**Exercise objective**
Looking at the listing, state how many of its lines contain the string "color". Write only the number.

**Supplied records**
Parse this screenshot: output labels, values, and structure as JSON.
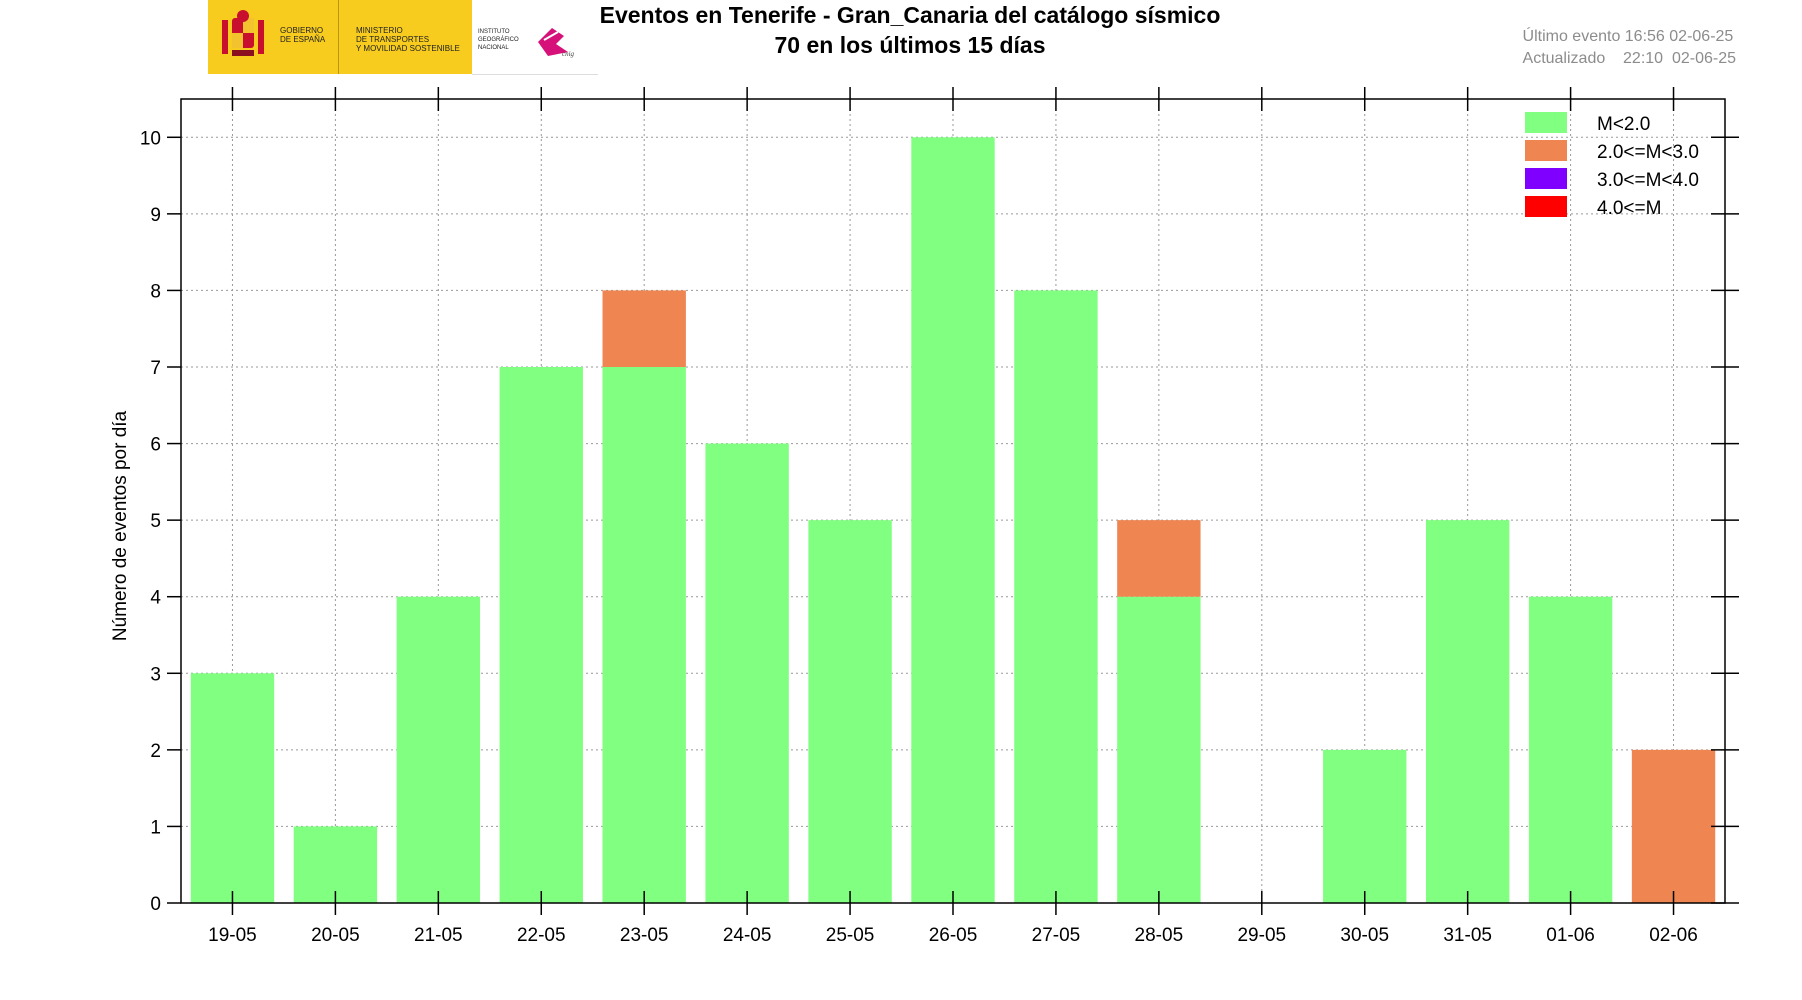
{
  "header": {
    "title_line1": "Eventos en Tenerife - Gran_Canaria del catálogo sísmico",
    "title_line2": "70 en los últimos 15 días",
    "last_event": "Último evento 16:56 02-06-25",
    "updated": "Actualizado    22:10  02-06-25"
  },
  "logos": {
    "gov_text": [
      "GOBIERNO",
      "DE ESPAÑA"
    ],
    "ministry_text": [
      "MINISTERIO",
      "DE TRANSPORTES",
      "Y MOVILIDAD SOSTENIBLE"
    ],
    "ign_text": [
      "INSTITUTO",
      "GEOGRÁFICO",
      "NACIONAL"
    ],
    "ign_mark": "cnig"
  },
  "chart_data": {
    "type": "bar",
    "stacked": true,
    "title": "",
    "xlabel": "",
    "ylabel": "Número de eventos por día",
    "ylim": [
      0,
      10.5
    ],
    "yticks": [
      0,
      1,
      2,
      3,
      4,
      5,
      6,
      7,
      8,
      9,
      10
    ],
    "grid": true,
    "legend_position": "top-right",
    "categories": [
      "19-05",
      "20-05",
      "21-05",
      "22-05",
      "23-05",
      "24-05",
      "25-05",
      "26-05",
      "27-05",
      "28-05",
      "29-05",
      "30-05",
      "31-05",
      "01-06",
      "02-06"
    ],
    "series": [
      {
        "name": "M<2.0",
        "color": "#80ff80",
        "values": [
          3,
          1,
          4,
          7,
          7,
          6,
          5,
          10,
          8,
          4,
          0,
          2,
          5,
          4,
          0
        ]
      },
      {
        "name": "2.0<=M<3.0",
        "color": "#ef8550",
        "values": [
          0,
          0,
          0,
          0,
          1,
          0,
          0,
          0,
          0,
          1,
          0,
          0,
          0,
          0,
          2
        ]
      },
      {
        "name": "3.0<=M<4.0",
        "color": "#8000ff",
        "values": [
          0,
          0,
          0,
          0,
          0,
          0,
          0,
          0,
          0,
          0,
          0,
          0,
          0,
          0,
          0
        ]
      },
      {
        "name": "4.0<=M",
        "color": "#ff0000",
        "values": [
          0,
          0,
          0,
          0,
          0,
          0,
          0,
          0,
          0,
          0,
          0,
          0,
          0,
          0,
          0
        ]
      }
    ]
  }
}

**Written response**
4